How many of the lines below hold the word "voice"? Answer only with the number.

GIVEN RECORDS:
•••

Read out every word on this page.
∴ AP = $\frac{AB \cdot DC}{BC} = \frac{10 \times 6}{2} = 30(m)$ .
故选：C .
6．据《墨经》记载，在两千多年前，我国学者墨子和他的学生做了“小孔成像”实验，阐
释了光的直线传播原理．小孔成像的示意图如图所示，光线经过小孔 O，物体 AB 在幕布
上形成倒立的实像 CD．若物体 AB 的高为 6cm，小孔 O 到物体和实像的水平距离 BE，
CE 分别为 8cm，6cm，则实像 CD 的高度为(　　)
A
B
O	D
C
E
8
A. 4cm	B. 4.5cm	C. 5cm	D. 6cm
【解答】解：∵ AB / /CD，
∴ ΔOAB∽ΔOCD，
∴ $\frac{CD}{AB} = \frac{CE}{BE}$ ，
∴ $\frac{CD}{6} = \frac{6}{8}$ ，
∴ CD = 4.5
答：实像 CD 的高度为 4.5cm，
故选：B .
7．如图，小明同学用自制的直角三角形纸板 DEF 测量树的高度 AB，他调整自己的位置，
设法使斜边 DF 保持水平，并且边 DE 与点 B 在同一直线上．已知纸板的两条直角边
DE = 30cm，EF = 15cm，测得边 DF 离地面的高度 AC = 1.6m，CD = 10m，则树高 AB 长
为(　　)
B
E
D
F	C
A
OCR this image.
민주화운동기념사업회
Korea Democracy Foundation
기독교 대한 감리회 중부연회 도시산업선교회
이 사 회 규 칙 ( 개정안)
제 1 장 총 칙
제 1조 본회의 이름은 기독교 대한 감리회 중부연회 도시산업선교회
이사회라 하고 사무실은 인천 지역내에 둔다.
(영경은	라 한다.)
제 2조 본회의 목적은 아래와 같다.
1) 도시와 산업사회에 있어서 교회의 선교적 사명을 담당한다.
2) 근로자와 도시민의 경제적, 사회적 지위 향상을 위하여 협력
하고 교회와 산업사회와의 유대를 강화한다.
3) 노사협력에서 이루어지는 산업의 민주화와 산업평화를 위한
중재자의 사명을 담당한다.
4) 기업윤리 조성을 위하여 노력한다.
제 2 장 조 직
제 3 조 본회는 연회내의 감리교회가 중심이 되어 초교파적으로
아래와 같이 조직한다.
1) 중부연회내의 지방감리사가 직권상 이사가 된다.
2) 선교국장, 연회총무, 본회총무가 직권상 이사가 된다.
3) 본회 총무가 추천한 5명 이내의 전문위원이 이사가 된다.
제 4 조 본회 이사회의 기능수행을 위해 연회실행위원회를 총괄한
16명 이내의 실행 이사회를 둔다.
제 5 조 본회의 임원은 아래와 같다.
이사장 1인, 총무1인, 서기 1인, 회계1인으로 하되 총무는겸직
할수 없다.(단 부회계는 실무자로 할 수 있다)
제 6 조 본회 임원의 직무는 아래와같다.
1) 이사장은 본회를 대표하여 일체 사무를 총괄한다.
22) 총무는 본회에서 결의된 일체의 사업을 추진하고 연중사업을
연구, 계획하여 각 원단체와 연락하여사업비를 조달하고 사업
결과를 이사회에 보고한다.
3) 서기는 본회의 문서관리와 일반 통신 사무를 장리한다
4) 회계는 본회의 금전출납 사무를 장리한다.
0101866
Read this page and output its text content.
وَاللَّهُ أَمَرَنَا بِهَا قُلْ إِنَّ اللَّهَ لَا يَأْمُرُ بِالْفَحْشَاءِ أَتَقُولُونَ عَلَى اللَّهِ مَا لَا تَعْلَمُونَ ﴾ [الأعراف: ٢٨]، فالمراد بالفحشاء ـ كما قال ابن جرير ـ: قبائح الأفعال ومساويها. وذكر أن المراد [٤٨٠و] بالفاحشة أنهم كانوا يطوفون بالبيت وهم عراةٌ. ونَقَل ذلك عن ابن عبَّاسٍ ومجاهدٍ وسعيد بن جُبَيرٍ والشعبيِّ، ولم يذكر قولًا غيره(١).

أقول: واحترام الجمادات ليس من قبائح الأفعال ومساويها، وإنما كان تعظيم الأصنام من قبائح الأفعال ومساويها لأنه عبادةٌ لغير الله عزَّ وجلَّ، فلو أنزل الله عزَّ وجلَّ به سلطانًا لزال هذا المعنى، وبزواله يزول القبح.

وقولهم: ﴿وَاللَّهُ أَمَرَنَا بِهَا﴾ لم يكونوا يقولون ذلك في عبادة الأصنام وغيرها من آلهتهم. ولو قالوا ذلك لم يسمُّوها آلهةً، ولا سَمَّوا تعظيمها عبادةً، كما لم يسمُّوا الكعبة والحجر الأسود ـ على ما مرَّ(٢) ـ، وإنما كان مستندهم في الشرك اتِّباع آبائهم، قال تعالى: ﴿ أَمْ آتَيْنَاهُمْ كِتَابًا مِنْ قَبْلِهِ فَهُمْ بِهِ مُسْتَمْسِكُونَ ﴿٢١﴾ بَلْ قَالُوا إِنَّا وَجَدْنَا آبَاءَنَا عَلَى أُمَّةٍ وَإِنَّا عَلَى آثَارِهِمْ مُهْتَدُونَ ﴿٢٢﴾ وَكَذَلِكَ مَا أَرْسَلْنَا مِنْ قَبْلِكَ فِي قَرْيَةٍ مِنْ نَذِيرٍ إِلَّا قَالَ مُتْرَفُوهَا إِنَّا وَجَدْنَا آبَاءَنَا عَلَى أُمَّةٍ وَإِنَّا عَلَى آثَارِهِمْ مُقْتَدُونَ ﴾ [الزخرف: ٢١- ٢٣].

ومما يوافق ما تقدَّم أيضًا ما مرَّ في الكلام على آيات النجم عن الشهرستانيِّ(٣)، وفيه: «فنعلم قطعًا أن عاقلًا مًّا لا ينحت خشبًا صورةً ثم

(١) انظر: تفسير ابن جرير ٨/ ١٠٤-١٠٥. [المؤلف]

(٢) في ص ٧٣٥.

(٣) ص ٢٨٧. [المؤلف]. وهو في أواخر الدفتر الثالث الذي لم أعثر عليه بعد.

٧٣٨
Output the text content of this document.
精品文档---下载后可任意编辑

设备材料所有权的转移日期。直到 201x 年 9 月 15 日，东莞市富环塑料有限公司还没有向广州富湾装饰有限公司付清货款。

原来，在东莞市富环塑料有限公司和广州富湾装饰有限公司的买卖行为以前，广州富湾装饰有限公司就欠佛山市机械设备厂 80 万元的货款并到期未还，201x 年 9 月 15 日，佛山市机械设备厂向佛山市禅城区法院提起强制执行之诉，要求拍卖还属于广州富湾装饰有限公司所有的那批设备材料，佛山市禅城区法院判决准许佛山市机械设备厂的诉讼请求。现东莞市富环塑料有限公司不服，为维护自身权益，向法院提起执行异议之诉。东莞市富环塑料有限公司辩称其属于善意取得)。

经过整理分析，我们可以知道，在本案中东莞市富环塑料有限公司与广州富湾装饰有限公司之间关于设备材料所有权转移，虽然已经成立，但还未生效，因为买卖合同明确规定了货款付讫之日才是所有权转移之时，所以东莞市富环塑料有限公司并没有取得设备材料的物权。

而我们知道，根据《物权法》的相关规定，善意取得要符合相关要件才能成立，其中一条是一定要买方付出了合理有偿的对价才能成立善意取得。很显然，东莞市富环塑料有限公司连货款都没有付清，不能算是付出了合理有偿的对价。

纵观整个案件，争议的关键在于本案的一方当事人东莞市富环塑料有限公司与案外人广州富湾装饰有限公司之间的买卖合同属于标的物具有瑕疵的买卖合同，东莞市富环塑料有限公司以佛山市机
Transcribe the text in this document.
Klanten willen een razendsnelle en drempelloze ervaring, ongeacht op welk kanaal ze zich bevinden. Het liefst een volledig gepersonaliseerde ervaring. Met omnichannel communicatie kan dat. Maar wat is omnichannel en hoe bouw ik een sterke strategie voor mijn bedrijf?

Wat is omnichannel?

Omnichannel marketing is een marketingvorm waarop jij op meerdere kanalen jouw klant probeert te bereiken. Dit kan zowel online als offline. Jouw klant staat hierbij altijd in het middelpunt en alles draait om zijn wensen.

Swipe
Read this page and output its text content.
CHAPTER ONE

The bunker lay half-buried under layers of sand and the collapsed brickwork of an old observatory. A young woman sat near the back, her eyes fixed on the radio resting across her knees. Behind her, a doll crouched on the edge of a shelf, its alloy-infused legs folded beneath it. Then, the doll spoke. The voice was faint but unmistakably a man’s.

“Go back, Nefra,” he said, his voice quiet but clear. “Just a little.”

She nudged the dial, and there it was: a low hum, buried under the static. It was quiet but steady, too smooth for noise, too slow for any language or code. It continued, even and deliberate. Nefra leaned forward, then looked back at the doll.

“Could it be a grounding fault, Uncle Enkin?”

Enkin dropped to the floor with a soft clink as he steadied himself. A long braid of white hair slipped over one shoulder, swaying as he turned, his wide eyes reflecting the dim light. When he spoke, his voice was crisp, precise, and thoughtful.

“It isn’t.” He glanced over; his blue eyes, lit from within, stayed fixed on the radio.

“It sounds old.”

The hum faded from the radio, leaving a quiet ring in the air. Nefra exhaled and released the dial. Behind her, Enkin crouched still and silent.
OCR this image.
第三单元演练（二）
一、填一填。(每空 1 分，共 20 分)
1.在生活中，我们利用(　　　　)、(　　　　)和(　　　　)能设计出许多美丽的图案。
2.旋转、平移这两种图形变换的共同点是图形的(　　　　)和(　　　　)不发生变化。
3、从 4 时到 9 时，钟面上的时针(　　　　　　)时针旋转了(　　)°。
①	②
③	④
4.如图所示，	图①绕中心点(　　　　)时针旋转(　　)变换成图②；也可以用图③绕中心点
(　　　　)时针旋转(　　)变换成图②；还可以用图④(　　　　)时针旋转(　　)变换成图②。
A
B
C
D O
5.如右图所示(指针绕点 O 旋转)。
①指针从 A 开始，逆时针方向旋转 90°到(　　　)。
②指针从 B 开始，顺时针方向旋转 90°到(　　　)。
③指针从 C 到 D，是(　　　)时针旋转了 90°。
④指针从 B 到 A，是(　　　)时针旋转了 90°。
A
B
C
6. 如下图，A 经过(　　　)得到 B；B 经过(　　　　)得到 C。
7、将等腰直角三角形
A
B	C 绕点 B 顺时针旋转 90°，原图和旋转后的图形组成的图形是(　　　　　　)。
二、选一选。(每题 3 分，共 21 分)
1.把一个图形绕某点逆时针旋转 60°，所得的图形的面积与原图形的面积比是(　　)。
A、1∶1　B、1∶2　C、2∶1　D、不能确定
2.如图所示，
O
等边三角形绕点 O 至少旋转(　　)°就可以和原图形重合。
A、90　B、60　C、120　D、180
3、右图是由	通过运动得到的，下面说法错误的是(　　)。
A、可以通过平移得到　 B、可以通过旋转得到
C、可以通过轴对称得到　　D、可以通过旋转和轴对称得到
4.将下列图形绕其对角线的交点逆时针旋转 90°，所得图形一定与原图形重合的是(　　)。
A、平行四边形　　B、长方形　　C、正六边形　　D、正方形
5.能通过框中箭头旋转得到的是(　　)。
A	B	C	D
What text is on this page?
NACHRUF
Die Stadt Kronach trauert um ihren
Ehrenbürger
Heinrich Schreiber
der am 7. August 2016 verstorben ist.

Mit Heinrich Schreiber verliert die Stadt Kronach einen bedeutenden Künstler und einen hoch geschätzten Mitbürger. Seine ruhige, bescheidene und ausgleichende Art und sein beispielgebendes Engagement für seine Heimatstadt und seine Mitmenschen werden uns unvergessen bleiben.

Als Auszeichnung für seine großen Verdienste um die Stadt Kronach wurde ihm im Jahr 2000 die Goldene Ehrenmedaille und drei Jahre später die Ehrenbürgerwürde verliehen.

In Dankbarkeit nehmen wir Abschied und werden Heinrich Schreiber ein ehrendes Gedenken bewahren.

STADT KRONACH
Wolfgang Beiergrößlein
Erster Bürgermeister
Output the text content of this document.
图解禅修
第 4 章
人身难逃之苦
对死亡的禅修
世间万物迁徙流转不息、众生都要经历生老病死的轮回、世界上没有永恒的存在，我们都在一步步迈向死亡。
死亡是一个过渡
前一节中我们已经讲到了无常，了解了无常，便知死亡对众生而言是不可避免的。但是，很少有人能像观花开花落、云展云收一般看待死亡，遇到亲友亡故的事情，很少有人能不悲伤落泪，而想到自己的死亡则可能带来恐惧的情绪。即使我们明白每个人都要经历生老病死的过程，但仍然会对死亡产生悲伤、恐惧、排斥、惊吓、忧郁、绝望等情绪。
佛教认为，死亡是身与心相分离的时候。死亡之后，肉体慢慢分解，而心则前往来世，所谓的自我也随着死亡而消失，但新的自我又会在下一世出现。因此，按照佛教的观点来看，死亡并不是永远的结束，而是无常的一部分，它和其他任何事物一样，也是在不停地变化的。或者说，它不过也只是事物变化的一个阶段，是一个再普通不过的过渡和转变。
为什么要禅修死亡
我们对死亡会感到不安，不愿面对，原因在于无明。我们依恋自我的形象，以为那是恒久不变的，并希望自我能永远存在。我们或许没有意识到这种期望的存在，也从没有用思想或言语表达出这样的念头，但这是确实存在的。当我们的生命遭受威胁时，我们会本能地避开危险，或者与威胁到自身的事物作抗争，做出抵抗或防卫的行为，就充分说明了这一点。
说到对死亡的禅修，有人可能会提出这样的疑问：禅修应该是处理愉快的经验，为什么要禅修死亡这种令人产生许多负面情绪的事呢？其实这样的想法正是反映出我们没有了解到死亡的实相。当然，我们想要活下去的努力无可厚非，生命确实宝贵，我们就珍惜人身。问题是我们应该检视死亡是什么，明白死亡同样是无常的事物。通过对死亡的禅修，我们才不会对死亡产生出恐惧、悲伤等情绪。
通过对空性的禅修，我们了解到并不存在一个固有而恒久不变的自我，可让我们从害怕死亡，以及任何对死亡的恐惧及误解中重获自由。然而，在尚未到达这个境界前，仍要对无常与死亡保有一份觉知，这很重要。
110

•••

COMPLETE RESPONSE: 3